Using PCA (Faster Alternative)

python
from sklearn.decomposition import PCA

def visualize_with_pca(texts: List[str]):
    """Faster visualization using PCA"""

    # Create embeddings
    response = client.embeddings.create(
        input=texts,
        model="text-embedding-3-small"
    )
    embeddings = np.array([item.embedding for item in response.data])

    # Reduce dimensions: 1536 → 2
    pca = PCA(n_components=2)
    embeddings_2d = pca.fit_transform(embeddings)

    # Plot
    plt.figure(figsize=(10, 8))
    plt.scatter(embeddings_2d[:, 0], embeddings_2d[:, 1], s=100)

    for i, text in enumerate(texts):
        plt.annotate(text, (embeddings_2d[i, 0], embeddings_2d[i, 1]))

    plt.xlabel(f"PC1 ({pca.explained_variance_ratio_[0]:.1%} variance)")
    plt.ylabel(f"PC2 ({pca.explained_variance_ratio_[1]:.1%} variance)")
    plt.title("Embeddings Visualization (PCA)")
    plt.tight_layout()
    plt.show()

t-SNE vs PCA: Use t-SNE for better cluster separation and local structure. Use PCA when you need speed or want to preserve global structure. t-SNE is non-linear and better for visualization, PCA is linear and faster.

### TRY IT
Copy out everything in the PCA visualization text from "plt.scatter(embeddings_2d[:, 0], embeddings_2d[:, 1], s=100)" down to "linear and faster.", keeping every character unchanged.

### LISTED ENTRIES
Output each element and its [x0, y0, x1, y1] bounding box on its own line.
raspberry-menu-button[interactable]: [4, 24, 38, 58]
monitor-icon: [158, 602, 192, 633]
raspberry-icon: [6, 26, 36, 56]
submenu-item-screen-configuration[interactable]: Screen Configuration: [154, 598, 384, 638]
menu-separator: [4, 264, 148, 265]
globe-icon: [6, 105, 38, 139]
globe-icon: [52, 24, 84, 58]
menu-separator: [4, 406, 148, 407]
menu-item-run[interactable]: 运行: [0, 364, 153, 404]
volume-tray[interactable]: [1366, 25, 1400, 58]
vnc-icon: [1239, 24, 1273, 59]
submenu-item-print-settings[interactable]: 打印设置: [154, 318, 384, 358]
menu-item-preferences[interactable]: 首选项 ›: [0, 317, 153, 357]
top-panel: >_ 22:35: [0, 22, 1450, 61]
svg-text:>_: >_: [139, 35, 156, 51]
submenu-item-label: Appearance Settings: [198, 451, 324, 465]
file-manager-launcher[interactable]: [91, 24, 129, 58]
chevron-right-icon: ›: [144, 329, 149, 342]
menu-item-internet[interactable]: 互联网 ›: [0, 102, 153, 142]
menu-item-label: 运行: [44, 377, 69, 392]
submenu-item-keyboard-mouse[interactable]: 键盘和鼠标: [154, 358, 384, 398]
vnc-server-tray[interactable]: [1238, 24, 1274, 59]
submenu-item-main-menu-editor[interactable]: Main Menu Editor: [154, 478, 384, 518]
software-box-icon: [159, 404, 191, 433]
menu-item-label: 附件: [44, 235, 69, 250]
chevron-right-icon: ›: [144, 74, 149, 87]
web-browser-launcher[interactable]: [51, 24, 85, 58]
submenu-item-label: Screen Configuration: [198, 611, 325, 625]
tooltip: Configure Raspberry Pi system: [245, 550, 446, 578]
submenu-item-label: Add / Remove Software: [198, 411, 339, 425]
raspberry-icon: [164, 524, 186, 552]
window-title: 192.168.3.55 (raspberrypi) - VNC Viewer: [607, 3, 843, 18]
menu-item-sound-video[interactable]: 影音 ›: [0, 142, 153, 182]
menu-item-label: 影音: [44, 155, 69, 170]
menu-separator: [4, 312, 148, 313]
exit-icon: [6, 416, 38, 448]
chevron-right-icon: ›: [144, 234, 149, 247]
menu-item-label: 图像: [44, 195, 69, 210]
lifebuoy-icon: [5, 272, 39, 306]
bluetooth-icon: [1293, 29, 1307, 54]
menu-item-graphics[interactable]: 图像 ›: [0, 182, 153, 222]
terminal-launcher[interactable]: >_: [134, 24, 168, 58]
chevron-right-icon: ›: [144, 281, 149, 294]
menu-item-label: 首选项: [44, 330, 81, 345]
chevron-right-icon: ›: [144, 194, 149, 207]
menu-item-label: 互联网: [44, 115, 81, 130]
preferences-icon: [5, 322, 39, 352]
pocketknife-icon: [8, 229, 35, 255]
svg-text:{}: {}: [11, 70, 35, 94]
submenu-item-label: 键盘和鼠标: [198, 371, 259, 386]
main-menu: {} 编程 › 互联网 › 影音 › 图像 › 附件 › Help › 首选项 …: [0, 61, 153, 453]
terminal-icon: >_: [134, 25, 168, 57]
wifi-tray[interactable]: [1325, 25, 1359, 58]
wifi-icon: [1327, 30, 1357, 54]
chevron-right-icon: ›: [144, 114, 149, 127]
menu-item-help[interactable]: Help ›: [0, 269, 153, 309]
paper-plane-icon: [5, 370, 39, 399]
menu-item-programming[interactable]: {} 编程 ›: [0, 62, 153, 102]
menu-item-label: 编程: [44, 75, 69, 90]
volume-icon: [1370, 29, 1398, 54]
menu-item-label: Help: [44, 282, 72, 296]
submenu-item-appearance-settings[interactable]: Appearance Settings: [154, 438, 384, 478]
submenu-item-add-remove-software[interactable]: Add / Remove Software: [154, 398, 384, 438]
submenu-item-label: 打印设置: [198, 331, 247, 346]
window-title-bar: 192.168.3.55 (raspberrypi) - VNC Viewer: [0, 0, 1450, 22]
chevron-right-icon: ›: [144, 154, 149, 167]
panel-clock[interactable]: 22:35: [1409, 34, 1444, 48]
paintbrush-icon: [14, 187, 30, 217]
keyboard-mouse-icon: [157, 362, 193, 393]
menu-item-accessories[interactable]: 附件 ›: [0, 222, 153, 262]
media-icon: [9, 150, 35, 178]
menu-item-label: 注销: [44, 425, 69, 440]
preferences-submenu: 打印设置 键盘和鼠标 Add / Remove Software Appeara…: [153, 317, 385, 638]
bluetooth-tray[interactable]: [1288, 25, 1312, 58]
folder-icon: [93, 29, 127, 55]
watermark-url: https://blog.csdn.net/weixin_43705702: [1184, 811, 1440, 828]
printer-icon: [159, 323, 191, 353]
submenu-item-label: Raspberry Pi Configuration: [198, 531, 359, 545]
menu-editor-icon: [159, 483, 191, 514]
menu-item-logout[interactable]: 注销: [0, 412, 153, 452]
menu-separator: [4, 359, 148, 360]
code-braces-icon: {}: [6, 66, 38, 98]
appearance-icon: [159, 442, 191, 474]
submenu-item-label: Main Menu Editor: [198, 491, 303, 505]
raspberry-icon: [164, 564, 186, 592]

### SOLUTION TO THIS EXERCISE
plt.scatter(embeddings_2d[:, 0], embeddings_2d[:, 1], s=100)

    for i, text in enumerate(texts):
        plt.annotate(text, (embeddings_2d[i, 0], embeddings_2d[i, 1]))

    plt.xlabel(f"PC1 ({pca.explained_variance_ratio_[0]:.1%} variance)")
    plt.ylabel(f"PC2 ({pca.explained_variance_ratio_[1]:.1%} variance)")
    plt.title("Embeddings Visualization (PCA)")
    plt.tight_layout()
    plt.show()

t-SNE vs PCA: Use t-SNE for better cluster separation and local structure. Use PCA when you need speed or want to preserve global structure. t-SNE is non-linear and better for visualization, PCA is linear and faster.